INSTRUCTIONS FOR THE TASK: Quote the listing below in its entirety, omitting every image.

MATERIAL PROVIDED:
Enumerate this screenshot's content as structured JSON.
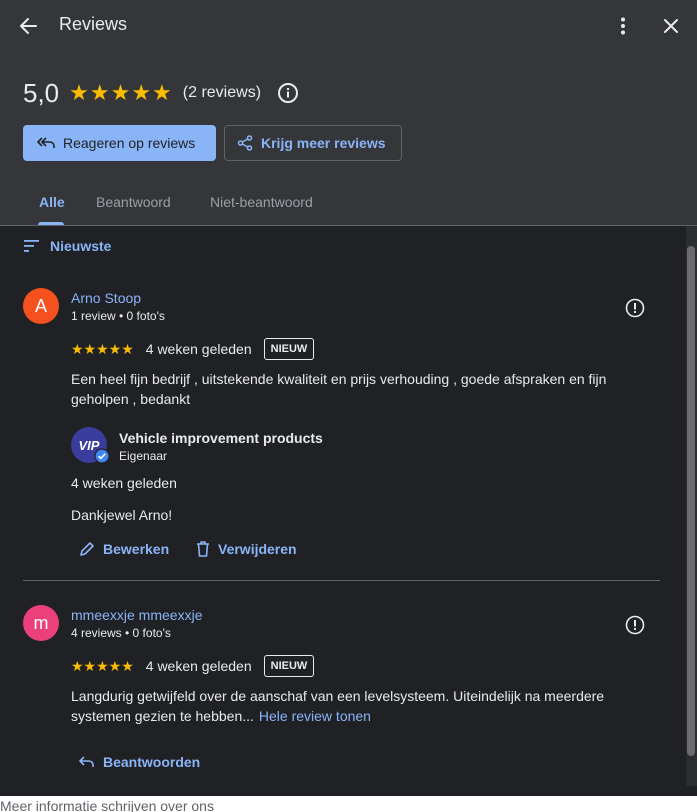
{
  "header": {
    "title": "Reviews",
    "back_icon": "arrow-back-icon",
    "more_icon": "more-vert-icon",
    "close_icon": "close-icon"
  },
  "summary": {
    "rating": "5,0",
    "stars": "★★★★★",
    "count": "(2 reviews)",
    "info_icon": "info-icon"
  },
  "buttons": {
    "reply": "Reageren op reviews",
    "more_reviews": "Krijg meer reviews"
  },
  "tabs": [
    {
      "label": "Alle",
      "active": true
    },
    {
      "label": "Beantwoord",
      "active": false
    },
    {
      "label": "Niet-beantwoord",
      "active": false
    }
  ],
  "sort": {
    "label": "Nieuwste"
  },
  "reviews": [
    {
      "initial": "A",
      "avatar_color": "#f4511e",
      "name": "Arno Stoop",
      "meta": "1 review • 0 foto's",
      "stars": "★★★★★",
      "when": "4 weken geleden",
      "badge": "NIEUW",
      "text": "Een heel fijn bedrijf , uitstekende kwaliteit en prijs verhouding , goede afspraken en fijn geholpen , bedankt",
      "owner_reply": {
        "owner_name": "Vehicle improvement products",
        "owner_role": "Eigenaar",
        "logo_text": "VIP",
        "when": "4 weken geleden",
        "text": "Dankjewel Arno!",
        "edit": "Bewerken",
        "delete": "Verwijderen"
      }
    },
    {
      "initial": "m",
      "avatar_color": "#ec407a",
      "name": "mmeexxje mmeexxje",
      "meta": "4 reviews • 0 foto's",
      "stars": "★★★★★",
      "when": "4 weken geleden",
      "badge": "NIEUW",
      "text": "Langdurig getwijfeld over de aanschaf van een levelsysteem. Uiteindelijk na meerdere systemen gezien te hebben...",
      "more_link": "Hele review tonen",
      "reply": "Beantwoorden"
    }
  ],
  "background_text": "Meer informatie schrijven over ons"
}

TASK RESPONSE:
Enumerate this screenshot's content as structured JSON.
{
  "header": {
    "title": "Reviews",
    "back_icon": "arrow-back-icon",
    "more_icon": "more-vert-icon",
    "close_icon": "close-icon"
  },
  "summary": {
    "rating": "5,0",
    "stars": "★★★★★",
    "count": "(2 reviews)",
    "info_icon": "info-icon"
  },
  "buttons": {
    "reply": "Reageren op reviews",
    "more_reviews": "Krijg meer reviews"
  },
  "tabs": [
    {
      "label": "Alle",
      "active": true
    },
    {
      "label": "Beantwoord",
      "active": false
    },
    {
      "label": "Niet-beantwoord",
      "active": false
    }
  ],
  "sort": {
    "label": "Nieuwste"
  },
  "reviews": [
    {
      "initial": "A",
      "avatar_color": "#f4511e",
      "name": "Arno Stoop",
      "meta": "1 review • 0 foto's",
      "stars": "★★★★★",
      "when": "4 weken geleden",
      "badge": "NIEUW",
      "text": "Een heel fijn bedrijf , uitstekende kwaliteit en prijs verhouding , goede afspraken en fijn geholpen , bedankt",
      "owner_reply": {
        "owner_name": "Vehicle improvement products",
        "owner_role": "Eigenaar",
        "logo_text": "VIP",
        "when": "4 weken geleden",
        "text": "Dankjewel Arno!",
        "edit": "Bewerken",
        "delete": "Verwijderen"
      }
    },
    {
      "initial": "m",
      "avatar_color": "#ec407a",
      "name": "mmeexxje mmeexxje",
      "meta": "4 reviews • 0 foto's",
      "stars": "★★★★★",
      "when": "4 weken geleden",
      "badge": "NIEUW",
      "text": "Langdurig getwijfeld over de aanschaf van een levelsysteem. Uiteindelijk na meerdere systemen gezien te hebben...",
      "more_link": "Hele review tonen",
      "reply": "Beantwoorden"
    }
  ],
  "background_text": "Meer informatie schrijven over ons"
}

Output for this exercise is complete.